Provided material:
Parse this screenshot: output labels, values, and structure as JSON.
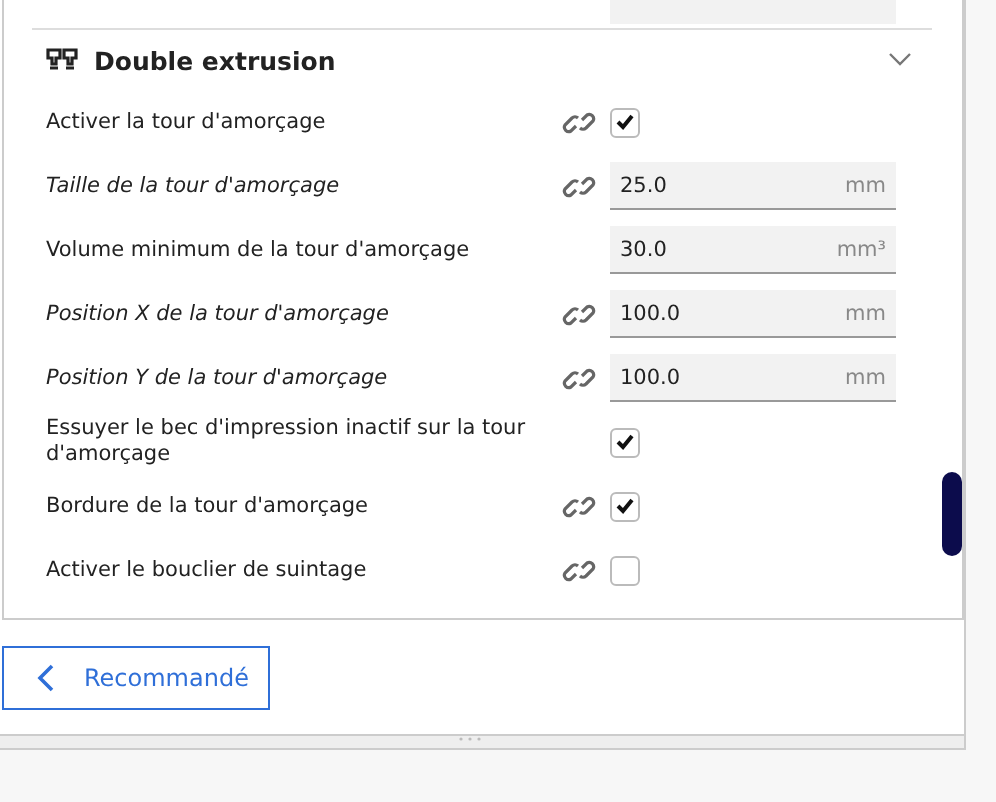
{
  "section": {
    "title": "Double extrusion",
    "expanded": true
  },
  "settings": [
    {
      "label": "Activer la tour d'amorçage",
      "italic": false,
      "linked": true,
      "kind": "checkbox",
      "checked": true
    },
    {
      "label": "Taille de la tour d'amorçage",
      "italic": true,
      "linked": true,
      "kind": "field",
      "value": "25.0",
      "unit": "mm"
    },
    {
      "label": "Volume minimum de la tour d'amorçage",
      "italic": false,
      "linked": false,
      "kind": "field",
      "value": "30.0",
      "unit": "mm³"
    },
    {
      "label": "Position X de la tour d'amorçage",
      "italic": true,
      "linked": true,
      "kind": "field",
      "value": "100.0",
      "unit": "mm"
    },
    {
      "label": "Position Y de la tour d'amorçage",
      "italic": true,
      "linked": true,
      "kind": "field",
      "value": "100.0",
      "unit": "mm"
    },
    {
      "label": "Essuyer le bec d'impression inactif sur la tour d'amorçage",
      "italic": false,
      "linked": false,
      "kind": "checkbox",
      "checked": true
    },
    {
      "label": "Bordure de la tour d'amorçage",
      "italic": false,
      "linked": true,
      "kind": "checkbox",
      "checked": true
    },
    {
      "label": "Activer le bouclier de suintage",
      "italic": false,
      "linked": true,
      "kind": "checkbox",
      "checked": false
    }
  ],
  "back_button": {
    "label": "Recommandé"
  }
}
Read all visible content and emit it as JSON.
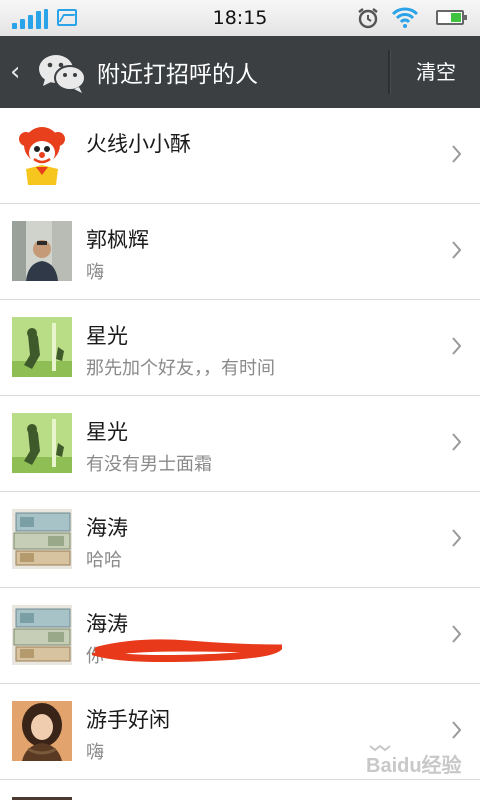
{
  "status_bar": {
    "time": "18:15",
    "battery_level": 0.45,
    "signal_icon": "signal-bars-icon",
    "wifi_icon": "wifi-icon",
    "alarm_icon": "alarm-clock-icon"
  },
  "header": {
    "back_icon": "chevron-left-icon",
    "logo_icon": "wechat-logo-icon",
    "title": "附近打招呼的人",
    "clear_label": "清空"
  },
  "list": [
    {
      "name": "火线小小酥",
      "message": "",
      "avatar": "clown-avatar"
    },
    {
      "name": "郭枫辉",
      "message": "嗨",
      "avatar": "man-photo-avatar"
    },
    {
      "name": "星光",
      "message": "那先加个好友，，有时间",
      "avatar": "green-figure-avatar"
    },
    {
      "name": "星光",
      "message": "有没有男士面霜",
      "avatar": "green-figure-avatar"
    },
    {
      "name": "海涛",
      "message": "哈哈",
      "avatar": "banknotes-avatar"
    },
    {
      "name": "海涛",
      "message": "你",
      "avatar": "banknotes-avatar"
    },
    {
      "name": "游手好闲",
      "message": "嗨",
      "avatar": "woman-photo-avatar"
    }
  ],
  "watermark": {
    "text": "Baidu经验"
  },
  "colors": {
    "titlebar": "#3b3f42",
    "accent_blue": "#2aa3e8",
    "redaction": "#e8391a"
  }
}
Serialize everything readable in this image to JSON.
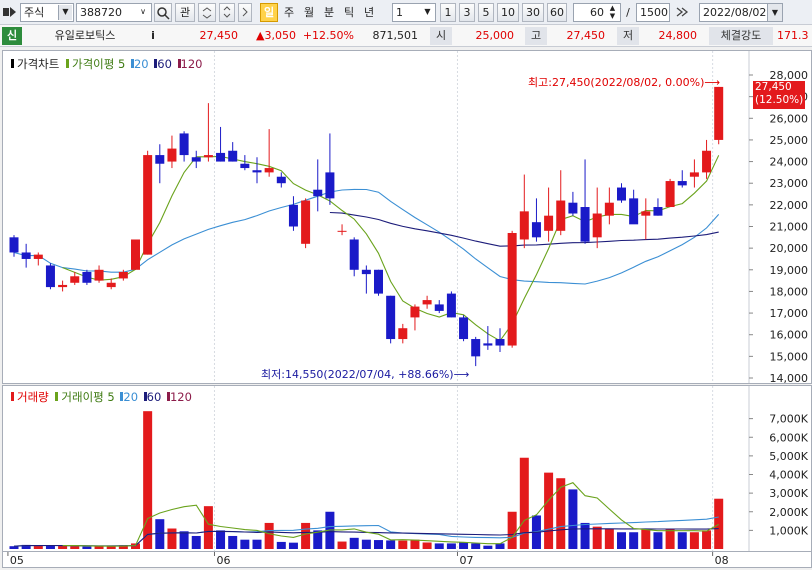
{
  "toolbar": {
    "market": "주식",
    "code": "388720",
    "btn_search": "",
    "btn_favorite": "관",
    "period_buttons": [
      {
        "label": "일",
        "active": true
      },
      {
        "label": "주",
        "active": false
      },
      {
        "label": "월",
        "active": false
      },
      {
        "label": "분",
        "active": false
      },
      {
        "label": "틱",
        "active": false
      },
      {
        "label": "년",
        "active": false
      }
    ],
    "interval_select": "1",
    "interval_buttons": [
      "1",
      "3",
      "5",
      "10",
      "30",
      "60"
    ],
    "view_count": "60",
    "slash": "/",
    "total_count": "1500",
    "date": "2022/08/02"
  },
  "quote": {
    "badge": "신",
    "name": "유일로보틱스",
    "info_btn": "i",
    "price": "27,450",
    "change": "▲3,050",
    "change_pct": "+12.50%",
    "volume": "871,501",
    "open_label": "시",
    "open": "25,000",
    "high_label": "고",
    "high": "27,450",
    "low_label": "저",
    "low": "24,800",
    "strength_label": "체결강도",
    "strength": "171.3"
  },
  "price_pane": {
    "title": "가격차트",
    "ma_title": "가격이평",
    "ma_periods": [
      "5",
      "20",
      "60",
      "120"
    ],
    "max_annotation": "최고:27,450(2022/08/02, 0.00%)",
    "min_annotation": "최저:14,550(2022/07/04, +88.66%)",
    "current_price_tag": "27,450",
    "current_pct_tag": "(12.50%)"
  },
  "volume_pane": {
    "title": "거래량",
    "ma_title": "거래이평",
    "ma_periods": [
      "5",
      "20",
      "60",
      "120"
    ]
  },
  "colors": {
    "up": "#e31a1c",
    "down": "#1a1ac8",
    "ma5": "#6aa31c",
    "ma20": "#3b8fd4",
    "ma60": "#1c1c7a",
    "ma120": "#8c1c4a"
  },
  "chart_data": {
    "type": "candlestick",
    "price_axis": {
      "min": 14000,
      "max": 28000,
      "step": 1000,
      "tick_format": "thousands"
    },
    "volume_axis": {
      "min": 0,
      "max": 8000,
      "unit": "K",
      "ticks": [
        "1,000K",
        "2,000K",
        "3,000K",
        "4,000K",
        "5,000K",
        "6,000K",
        "7,000K"
      ]
    },
    "x_tick_labels": [
      {
        "label": "05",
        "index": 0
      },
      {
        "label": "06",
        "index": 17
      },
      {
        "label": "07",
        "index": 37
      },
      {
        "label": "08",
        "index": 58
      }
    ],
    "candles": [
      {
        "o": 20500,
        "h": 20600,
        "l": 19600,
        "c": 19800,
        "v": 150
      },
      {
        "o": 19800,
        "h": 20200,
        "l": 19100,
        "c": 19500,
        "v": 220
      },
      {
        "o": 19500,
        "h": 19800,
        "l": 19200,
        "c": 19700,
        "v": 180
      },
      {
        "o": 19200,
        "h": 19300,
        "l": 18100,
        "c": 18200,
        "v": 200
      },
      {
        "o": 18200,
        "h": 18500,
        "l": 18000,
        "c": 18300,
        "v": 170
      },
      {
        "o": 18400,
        "h": 18900,
        "l": 18300,
        "c": 18700,
        "v": 150
      },
      {
        "o": 18900,
        "h": 19000,
        "l": 18300,
        "c": 18400,
        "v": 130
      },
      {
        "o": 18500,
        "h": 19200,
        "l": 18400,
        "c": 19000,
        "v": 140
      },
      {
        "o": 18200,
        "h": 18600,
        "l": 18100,
        "c": 18400,
        "v": 160
      },
      {
        "o": 18600,
        "h": 19000,
        "l": 18500,
        "c": 18900,
        "v": 200
      },
      {
        "o": 19000,
        "h": 20400,
        "l": 19000,
        "c": 20400,
        "v": 300
      },
      {
        "o": 19700,
        "h": 24500,
        "l": 19700,
        "c": 24300,
        "v": 7400
      },
      {
        "o": 24300,
        "h": 24800,
        "l": 23000,
        "c": 23900,
        "v": 1600
      },
      {
        "o": 24000,
        "h": 25200,
        "l": 23700,
        "c": 24600,
        "v": 1100
      },
      {
        "o": 25300,
        "h": 25400,
        "l": 24000,
        "c": 24300,
        "v": 950
      },
      {
        "o": 24200,
        "h": 24500,
        "l": 23700,
        "c": 24000,
        "v": 700
      },
      {
        "o": 24200,
        "h": 26700,
        "l": 24000,
        "c": 24300,
        "v": 2300
      },
      {
        "o": 24400,
        "h": 25600,
        "l": 24000,
        "c": 24000,
        "v": 1000
      },
      {
        "o": 24500,
        "h": 24900,
        "l": 24000,
        "c": 24000,
        "v": 700
      },
      {
        "o": 23900,
        "h": 24300,
        "l": 23600,
        "c": 23700,
        "v": 500
      },
      {
        "o": 23600,
        "h": 24200,
        "l": 23000,
        "c": 23500,
        "v": 500
      },
      {
        "o": 23500,
        "h": 25500,
        "l": 23300,
        "c": 23700,
        "v": 1400
      },
      {
        "o": 23300,
        "h": 23500,
        "l": 22800,
        "c": 23000,
        "v": 380
      },
      {
        "o": 22000,
        "h": 22400,
        "l": 20800,
        "c": 21000,
        "v": 340
      },
      {
        "o": 20200,
        "h": 22300,
        "l": 20000,
        "c": 22200,
        "v": 1400
      },
      {
        "o": 22700,
        "h": 24100,
        "l": 21700,
        "c": 22400,
        "v": 1000
      },
      {
        "o": 23500,
        "h": 25300,
        "l": 22000,
        "c": 22300,
        "v": 2000
      },
      {
        "o": 20800,
        "h": 21100,
        "l": 20600,
        "c": 20800,
        "v": 400
      },
      {
        "o": 20400,
        "h": 20500,
        "l": 18700,
        "c": 19000,
        "v": 600
      },
      {
        "o": 19000,
        "h": 19200,
        "l": 17900,
        "c": 18800,
        "v": 500
      },
      {
        "o": 19000,
        "h": 19000,
        "l": 17800,
        "c": 17900,
        "v": 480
      },
      {
        "o": 17800,
        "h": 17800,
        "l": 15600,
        "c": 15800,
        "v": 460
      },
      {
        "o": 15800,
        "h": 16500,
        "l": 15600,
        "c": 16300,
        "v": 450
      },
      {
        "o": 16800,
        "h": 17400,
        "l": 16200,
        "c": 17300,
        "v": 500
      },
      {
        "o": 17400,
        "h": 17800,
        "l": 17200,
        "c": 17600,
        "v": 350
      },
      {
        "o": 17400,
        "h": 17600,
        "l": 17000,
        "c": 17100,
        "v": 300
      },
      {
        "o": 17900,
        "h": 18000,
        "l": 16800,
        "c": 16800,
        "v": 300
      },
      {
        "o": 16800,
        "h": 16900,
        "l": 15700,
        "c": 15800,
        "v": 350
      },
      {
        "o": 15800,
        "h": 15900,
        "l": 14550,
        "c": 15000,
        "v": 300
      },
      {
        "o": 15600,
        "h": 16400,
        "l": 15300,
        "c": 15500,
        "v": 180
      },
      {
        "o": 15800,
        "h": 16300,
        "l": 15200,
        "c": 15500,
        "v": 300
      },
      {
        "o": 15500,
        "h": 20800,
        "l": 15400,
        "c": 20700,
        "v": 2000
      },
      {
        "o": 20400,
        "h": 23400,
        "l": 20000,
        "c": 21700,
        "v": 4900
      },
      {
        "o": 21200,
        "h": 22300,
        "l": 20300,
        "c": 20500,
        "v": 1800
      },
      {
        "o": 20800,
        "h": 22800,
        "l": 20300,
        "c": 21500,
        "v": 4100
      },
      {
        "o": 20800,
        "h": 23600,
        "l": 20600,
        "c": 22200,
        "v": 3800
      },
      {
        "o": 22100,
        "h": 22600,
        "l": 21500,
        "c": 21600,
        "v": 3200
      },
      {
        "o": 21900,
        "h": 24100,
        "l": 20200,
        "c": 20300,
        "v": 1400
      },
      {
        "o": 20500,
        "h": 22800,
        "l": 20000,
        "c": 21600,
        "v": 1200
      },
      {
        "o": 21500,
        "h": 22800,
        "l": 21100,
        "c": 22100,
        "v": 1100
      },
      {
        "o": 22800,
        "h": 23000,
        "l": 22100,
        "c": 22200,
        "v": 900
      },
      {
        "o": 22300,
        "h": 22700,
        "l": 21500,
        "c": 21100,
        "v": 900
      },
      {
        "o": 21500,
        "h": 22300,
        "l": 20400,
        "c": 21700,
        "v": 1100
      },
      {
        "o": 21900,
        "h": 22300,
        "l": 21500,
        "c": 21500,
        "v": 900
      },
      {
        "o": 21900,
        "h": 23200,
        "l": 21900,
        "c": 23100,
        "v": 1100
      },
      {
        "o": 23100,
        "h": 23600,
        "l": 22800,
        "c": 22900,
        "v": 900
      },
      {
        "o": 23300,
        "h": 24100,
        "l": 22800,
        "c": 23500,
        "v": 900
      },
      {
        "o": 23500,
        "h": 25000,
        "l": 23200,
        "c": 24500,
        "v": 1000
      },
      {
        "o": 25000,
        "h": 27450,
        "l": 24800,
        "c": 27450,
        "v": 2700
      }
    ]
  }
}
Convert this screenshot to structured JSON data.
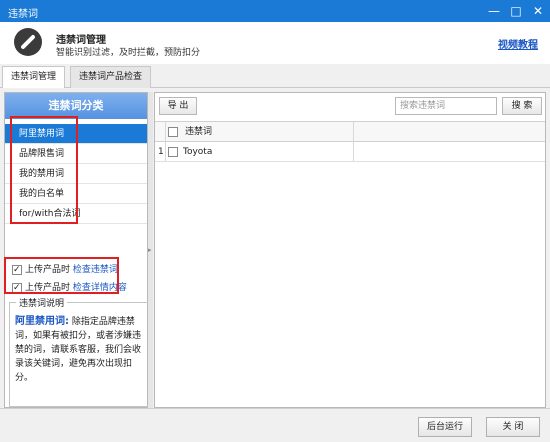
{
  "window": {
    "title": "违禁词",
    "minimize": "—",
    "maximize": "□",
    "close": "✕"
  },
  "header": {
    "title": "违禁词管理",
    "subtitle": "智能识别过滤，及时拦截，预防扣分",
    "video_link": "视频教程"
  },
  "tabs": [
    {
      "label": "违禁词管理",
      "active": true
    },
    {
      "label": "违禁词产品检查",
      "active": false
    }
  ],
  "sidebar": {
    "header": "违禁词分类",
    "items": [
      {
        "label": "阿里禁用词",
        "active": true
      },
      {
        "label": "品牌限售词",
        "active": false
      },
      {
        "label": "我的禁用词",
        "active": false
      },
      {
        "label": "我的白名单",
        "active": false
      },
      {
        "label": "for/with合法词",
        "active": false
      }
    ]
  },
  "options": [
    {
      "prefix": "上传产品时",
      "label": "检查违禁词",
      "checked": true
    },
    {
      "prefix": "上传产品时",
      "label": "检查详情内容",
      "checked": true
    }
  ],
  "description": {
    "title": "违禁词说明",
    "highlight": "阿里禁用词:",
    "text": "除指定品牌违禁词，如果有被扣分，或者涉嫌违禁的词，请联系客服，我们会收录该关键词，避免再次出现扣分。"
  },
  "toolbar": {
    "export_label": "导 出",
    "search_placeholder": "搜索违禁词",
    "search_label": "搜 索"
  },
  "grid": {
    "column_header": "违禁词",
    "rows": [
      {
        "index": "1",
        "word": "Toyota"
      }
    ]
  },
  "footer": {
    "background_label": "后台运行",
    "close_label": "关 闭"
  },
  "colors": {
    "accent": "#1a7ad6",
    "highlight_box": "#e02020",
    "link": "#1a56c4"
  }
}
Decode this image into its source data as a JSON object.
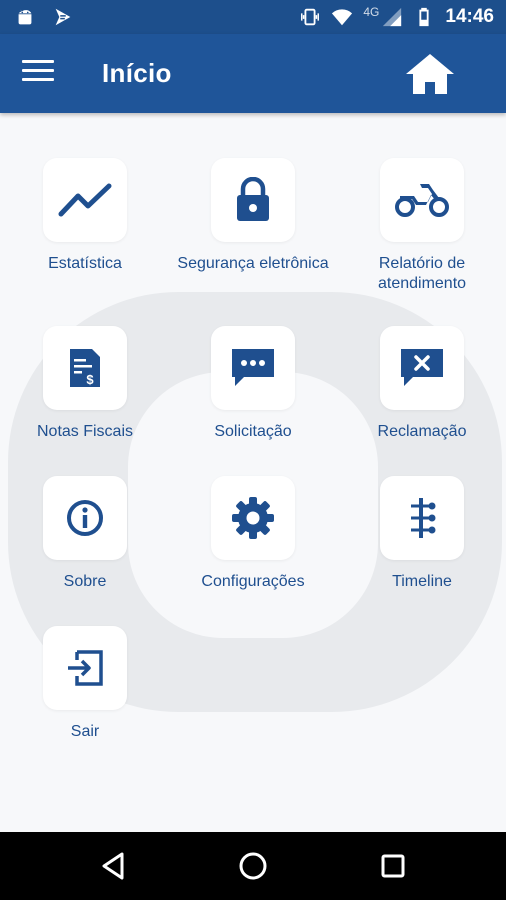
{
  "status_bar": {
    "time": "14:46",
    "network": "4G",
    "left_icons": [
      "android-icon",
      "notification-icon"
    ],
    "right_icons": [
      "vibrate-icon",
      "wifi-icon",
      "signal-icon",
      "battery-icon"
    ]
  },
  "app_bar": {
    "title": "Início",
    "menu_icon": "hamburger-menu-icon",
    "home_icon": "home-icon"
  },
  "menu_items": [
    {
      "label": "Estatística",
      "icon": "trending-up-icon"
    },
    {
      "label": "Segurança eletrônica",
      "icon": "lock-icon"
    },
    {
      "label": "Relatório de\natendimento",
      "icon": "motorcycle-icon"
    },
    {
      "label": "Notas Fiscais",
      "icon": "invoice-icon"
    },
    {
      "label": "Solicitação",
      "icon": "chat-dots-icon"
    },
    {
      "label": "Reclamação",
      "icon": "chat-x-icon"
    },
    {
      "label": "Sobre",
      "icon": "info-icon"
    },
    {
      "label": "Configurações",
      "icon": "gear-icon"
    },
    {
      "label": "Timeline",
      "icon": "timeline-icon"
    },
    {
      "label": "Sair",
      "icon": "exit-icon"
    }
  ],
  "nav_bar": {
    "buttons": [
      "back-icon",
      "home-circle-icon",
      "recents-icon"
    ]
  },
  "colors": {
    "primary": "#1f5599",
    "status_bar": "#1d4f8c",
    "icon": "#1f4f8f",
    "background": "#f7f8fa",
    "watermark": "#e8eaed"
  }
}
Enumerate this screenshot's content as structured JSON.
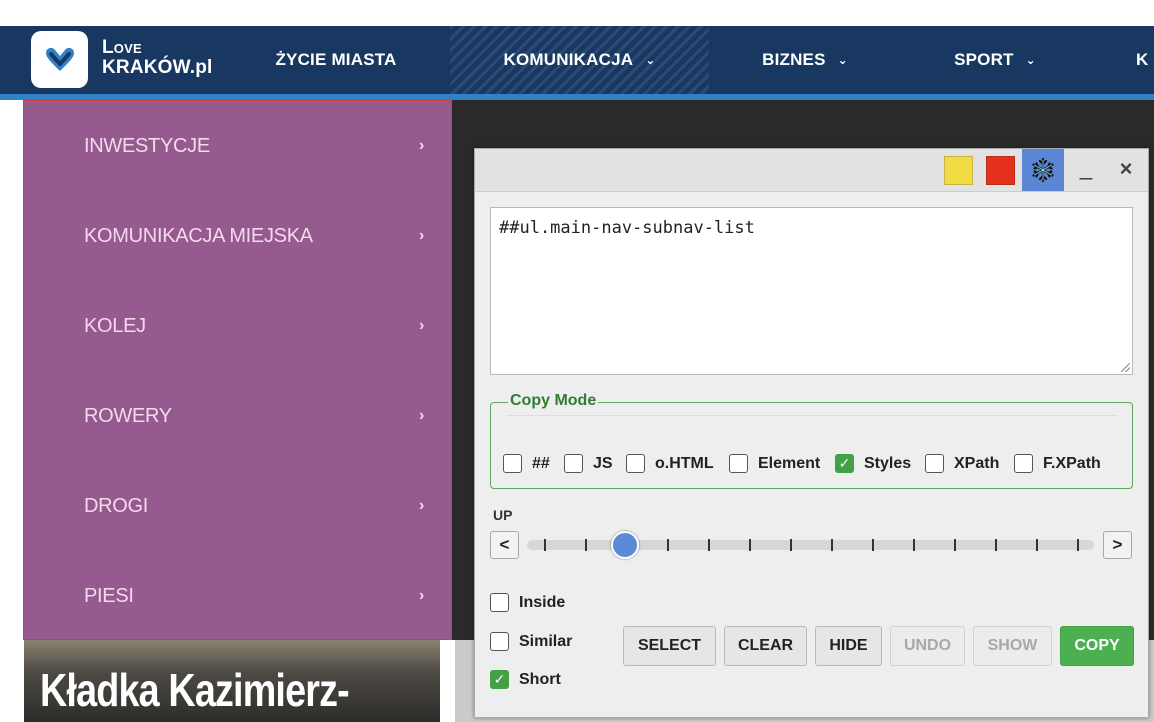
{
  "nav": {
    "logo_line1": "Love",
    "logo_line2": "KRAKÓW.pl",
    "items": [
      {
        "label": "ŻYCIE MIASTA"
      },
      {
        "label": "KOMUNIKACJA",
        "chevron": "⌄"
      },
      {
        "label": "BIZNES",
        "chevron": "⌄"
      },
      {
        "label": "SPORT",
        "chevron": "⌄"
      },
      {
        "label": "K"
      }
    ]
  },
  "submenu": {
    "items": [
      {
        "label": "INWESTYCJE",
        "arrow": "›"
      },
      {
        "label": "KOMUNIKACJA MIEJSKA",
        "arrow": "›"
      },
      {
        "label": "KOLEJ",
        "arrow": "›"
      },
      {
        "label": "ROWERY",
        "arrow": "›"
      },
      {
        "label": "DROGI",
        "arrow": "›"
      },
      {
        "label": "PIESI",
        "arrow": "›"
      }
    ]
  },
  "article": {
    "headline": "Kładka Kazimierz-"
  },
  "panel": {
    "minimize": "_",
    "close": "×",
    "selector_value": "##ul.main-nav-subnav-list",
    "copy_mode": {
      "legend": "Copy Mode",
      "options": [
        {
          "label": "##",
          "checked": false
        },
        {
          "label": "JS",
          "checked": false
        },
        {
          "label": "o.HTML",
          "checked": false
        },
        {
          "label": "Element",
          "checked": false
        },
        {
          "label": "Styles",
          "checked": true
        },
        {
          "label": "XPath",
          "checked": false
        },
        {
          "label": "F.XPath",
          "checked": false
        }
      ]
    },
    "up_label": "UP",
    "prev": "<",
    "next": ">",
    "slider": {
      "position": 3,
      "ticks": 14
    },
    "inside_label": "Inside",
    "inside_checked": false,
    "similar_label": "Similar",
    "similar_checked": false,
    "short_label": "Short",
    "short_checked": true,
    "buttons": {
      "select": "SELECT",
      "clear": "CLEAR",
      "hide": "HIDE",
      "undo": "UNDO",
      "show": "SHOW",
      "copy": "COPY"
    }
  },
  "colors": {
    "nav_bg": "#193861",
    "submenu_bg": "#955b8f",
    "submenu_text": "#f6d8ec",
    "accent_green": "#4caf50"
  }
}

Instruction: Scan the entries above for the word "this" and collect each line holding it.

Exercise result:
Parse this screenshot: output labels, values, and structure as JSON.
Serialize everything readable in this image to JSON.
Convert this screenshot to structured JSON data.
Decode this image into its source data as a JSON object.
Enumerate this screenshot's content as structured JSON.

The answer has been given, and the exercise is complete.